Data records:

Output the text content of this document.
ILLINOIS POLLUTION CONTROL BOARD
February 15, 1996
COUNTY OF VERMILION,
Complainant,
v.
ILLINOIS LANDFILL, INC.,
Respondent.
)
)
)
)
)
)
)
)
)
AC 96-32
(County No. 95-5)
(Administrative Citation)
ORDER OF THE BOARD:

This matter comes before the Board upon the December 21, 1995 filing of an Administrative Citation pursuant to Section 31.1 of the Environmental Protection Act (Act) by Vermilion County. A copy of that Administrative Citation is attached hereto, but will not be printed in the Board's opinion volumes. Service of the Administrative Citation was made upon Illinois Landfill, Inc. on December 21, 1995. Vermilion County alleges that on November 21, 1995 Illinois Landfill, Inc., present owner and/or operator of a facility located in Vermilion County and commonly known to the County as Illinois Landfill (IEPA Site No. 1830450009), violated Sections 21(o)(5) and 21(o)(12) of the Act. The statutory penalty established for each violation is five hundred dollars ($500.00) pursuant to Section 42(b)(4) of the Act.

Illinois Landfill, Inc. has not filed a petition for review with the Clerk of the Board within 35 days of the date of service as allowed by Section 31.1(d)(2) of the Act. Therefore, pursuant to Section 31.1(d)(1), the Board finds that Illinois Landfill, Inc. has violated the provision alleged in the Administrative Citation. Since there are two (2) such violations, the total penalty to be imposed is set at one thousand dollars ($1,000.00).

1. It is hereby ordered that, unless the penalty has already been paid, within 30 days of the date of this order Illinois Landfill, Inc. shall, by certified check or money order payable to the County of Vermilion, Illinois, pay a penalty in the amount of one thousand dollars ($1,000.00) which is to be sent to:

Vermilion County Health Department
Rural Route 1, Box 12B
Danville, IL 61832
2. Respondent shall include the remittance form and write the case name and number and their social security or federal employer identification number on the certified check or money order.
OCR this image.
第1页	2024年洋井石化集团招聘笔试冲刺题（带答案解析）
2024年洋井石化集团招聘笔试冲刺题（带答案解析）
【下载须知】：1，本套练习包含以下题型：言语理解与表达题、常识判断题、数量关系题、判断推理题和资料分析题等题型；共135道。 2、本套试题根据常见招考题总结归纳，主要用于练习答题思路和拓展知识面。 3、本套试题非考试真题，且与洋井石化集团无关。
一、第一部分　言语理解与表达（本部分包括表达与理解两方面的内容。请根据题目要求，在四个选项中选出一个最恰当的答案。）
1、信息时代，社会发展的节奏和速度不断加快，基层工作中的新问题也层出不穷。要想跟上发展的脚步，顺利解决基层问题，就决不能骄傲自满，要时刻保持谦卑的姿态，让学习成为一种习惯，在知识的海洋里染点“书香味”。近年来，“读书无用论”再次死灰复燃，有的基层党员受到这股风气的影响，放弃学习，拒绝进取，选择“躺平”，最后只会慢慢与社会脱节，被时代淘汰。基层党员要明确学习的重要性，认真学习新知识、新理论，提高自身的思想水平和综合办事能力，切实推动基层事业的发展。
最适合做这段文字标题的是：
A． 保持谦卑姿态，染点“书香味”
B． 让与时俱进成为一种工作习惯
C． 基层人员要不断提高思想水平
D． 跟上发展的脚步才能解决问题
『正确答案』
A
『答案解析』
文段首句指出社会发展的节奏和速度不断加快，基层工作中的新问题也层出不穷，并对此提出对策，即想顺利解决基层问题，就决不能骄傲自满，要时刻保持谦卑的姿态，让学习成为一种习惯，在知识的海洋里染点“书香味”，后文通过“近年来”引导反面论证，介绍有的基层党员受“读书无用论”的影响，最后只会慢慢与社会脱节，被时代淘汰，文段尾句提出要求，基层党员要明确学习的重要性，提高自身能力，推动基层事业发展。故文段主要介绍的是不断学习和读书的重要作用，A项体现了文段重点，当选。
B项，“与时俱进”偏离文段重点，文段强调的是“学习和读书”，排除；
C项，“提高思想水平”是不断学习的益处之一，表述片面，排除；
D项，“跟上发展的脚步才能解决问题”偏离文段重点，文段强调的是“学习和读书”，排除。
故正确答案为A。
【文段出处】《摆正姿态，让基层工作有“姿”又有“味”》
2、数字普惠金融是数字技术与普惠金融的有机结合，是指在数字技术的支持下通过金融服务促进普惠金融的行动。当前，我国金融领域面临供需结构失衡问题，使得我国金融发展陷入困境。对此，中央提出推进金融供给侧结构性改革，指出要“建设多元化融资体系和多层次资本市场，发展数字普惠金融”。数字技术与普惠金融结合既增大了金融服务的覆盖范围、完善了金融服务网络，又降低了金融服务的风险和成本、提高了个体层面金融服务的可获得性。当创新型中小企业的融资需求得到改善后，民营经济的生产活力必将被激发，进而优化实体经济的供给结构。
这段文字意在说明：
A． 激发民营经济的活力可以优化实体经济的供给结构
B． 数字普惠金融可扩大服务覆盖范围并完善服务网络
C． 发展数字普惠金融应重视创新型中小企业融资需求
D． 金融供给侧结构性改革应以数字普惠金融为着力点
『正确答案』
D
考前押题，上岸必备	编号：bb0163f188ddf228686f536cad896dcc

> **TASK BRIEF**
Write out the entries above once more, without altering anything.

> **OUTPUT BELOW**
Output the text content of this document.
ILLINOIS POLLUTION CONTROL BOARD
February 15, 1996
COUNTY OF VERMILION,
Complainant,
v.
ILLINOIS LANDFILL, INC.,
Respondent.
)
)
)
)
)
)
)
)
)
AC 96-32
(County No. 95-5)
(Administrative Citation)
ORDER OF THE BOARD:

This matter comes before the Board upon the December 21, 1995 filing of an Administrative Citation pursuant to Section 31.1 of the Environmental Protection Act (Act) by Vermilion County. A copy of that Administrative Citation is attached hereto, but will not be printed in the Board's opinion volumes. Service of the Administrative Citation was made upon Illinois Landfill, Inc. on December 21, 1995. Vermilion County alleges that on November 21, 1995 Illinois Landfill, Inc., present owner and/or operator of a facility located in Vermilion County and commonly known to the County as Illinois Landfill (IEPA Site No. 1830450009), violated Sections 21(o)(5) and 21(o)(12) of the Act. The statutory penalty established for each violation is five hundred dollars ($500.00) pursuant to Section 42(b)(4) of the Act.

Illinois Landfill, Inc. has not filed a petition for review with the Clerk of the Board within 35 days of the date of service as allowed by Section 31.1(d)(2) of the Act. Therefore, pursuant to Section 31.1(d)(1), the Board finds that Illinois Landfill, Inc. has violated the provision alleged in the Administrative Citation. Since there are two (2) such violations, the total penalty to be imposed is set at one thousand dollars ($1,000.00).

1. It is hereby ordered that, unless the penalty has already been paid, within 30 days of the date of this order Illinois Landfill, Inc. shall, by certified check or money order payable to the County of Vermilion, Illinois, pay a penalty in the amount of one thousand dollars ($1,000.00) which is to be sent to:

Vermilion County Health Department
Rural Route 1, Box 12B
Danville, IL 61832
2. Respondent shall include the remittance form and write the case name and number and their social security or federal employer identification number on the certified check or money order.
OCR this image.
第1页	2024年洋井石化集团招聘笔试冲刺题（带答案解析）
2024年洋井石化集团招聘笔试冲刺题（带答案解析）
【下载须知】：1，本套练习包含以下题型：言语理解与表达题、常识判断题、数量关系题、判断推理题和资料分析题等题型；共135道。 2、本套试题根据常见招考题总结归纳，主要用于练习答题思路和拓展知识面。 3、本套试题非考试真题，且与洋井石化集团无关。
一、第一部分　言语理解与表达（本部分包括表达与理解两方面的内容。请根据题目要求，在四个选项中选出一个最恰当的答案。）
1、信息时代，社会发展的节奏和速度不断加快，基层工作中的新问题也层出不穷。要想跟上发展的脚步，顺利解决基层问题，就决不能骄傲自满，要时刻保持谦卑的姿态，让学习成为一种习惯，在知识的海洋里染点“书香味”。近年来，“读书无用论”再次死灰复燃，有的基层党员受到这股风气的影响，放弃学习，拒绝进取，选择“躺平”，最后只会慢慢与社会脱节，被时代淘汰。基层党员要明确学习的重要性，认真学习新知识、新理论，提高自身的思想水平和综合办事能力，切实推动基层事业的发展。
最适合做这段文字标题的是：
A． 保持谦卑姿态，染点“书香味”
B． 让与时俱进成为一种工作习惯
C． 基层人员要不断提高思想水平
D． 跟上发展的脚步才能解决问题
『正确答案』
A
『答案解析』
文段首句指出社会发展的节奏和速度不断加快，基层工作中的新问题也层出不穷，并对此提出对策，即想顺利解决基层问题，就决不能骄傲自满，要时刻保持谦卑的姿态，让学习成为一种习惯，在知识的海洋里染点“书香味”，后文通过“近年来”引导反面论证，介绍有的基层党员受“读书无用论”的影响，最后只会慢慢与社会脱节，被时代淘汰，文段尾句提出要求，基层党员要明确学习的重要性，提高自身能力，推动基层事业发展。故文段主要介绍的是不断学习和读书的重要作用，A项体现了文段重点，当选。
B项，“与时俱进”偏离文段重点，文段强调的是“学习和读书”，排除；
C项，“提高思想水平”是不断学习的益处之一，表述片面，排除；
D项，“跟上发展的脚步才能解决问题”偏离文段重点，文段强调的是“学习和读书”，排除。
故正确答案为A。
【文段出处】《摆正姿态，让基层工作有“姿”又有“味”》
2、数字普惠金融是数字技术与普惠金融的有机结合，是指在数字技术的支持下通过金融服务促进普惠金融的行动。当前，我国金融领域面临供需结构失衡问题，使得我国金融发展陷入困境。对此，中央提出推进金融供给侧结构性改革，指出要“建设多元化融资体系和多层次资本市场，发展数字普惠金融”。数字技术与普惠金融结合既增大了金融服务的覆盖范围、完善了金融服务网络，又降低了金融服务的风险和成本、提高了个体层面金融服务的可获得性。当创新型中小企业的融资需求得到改善后，民营经济的生产活力必将被激发，进而优化实体经济的供给结构。
这段文字意在说明：
A． 激发民营经济的活力可以优化实体经济的供给结构
B． 数字普惠金融可扩大服务覆盖范围并完善服务网络
C． 发展数字普惠金融应重视创新型中小企业融资需求
D． 金融供给侧结构性改革应以数字普惠金融为着力点
『正确答案』
D
考前押题，上岸必备	编号：bb0163f188ddf228686f536cad896dcc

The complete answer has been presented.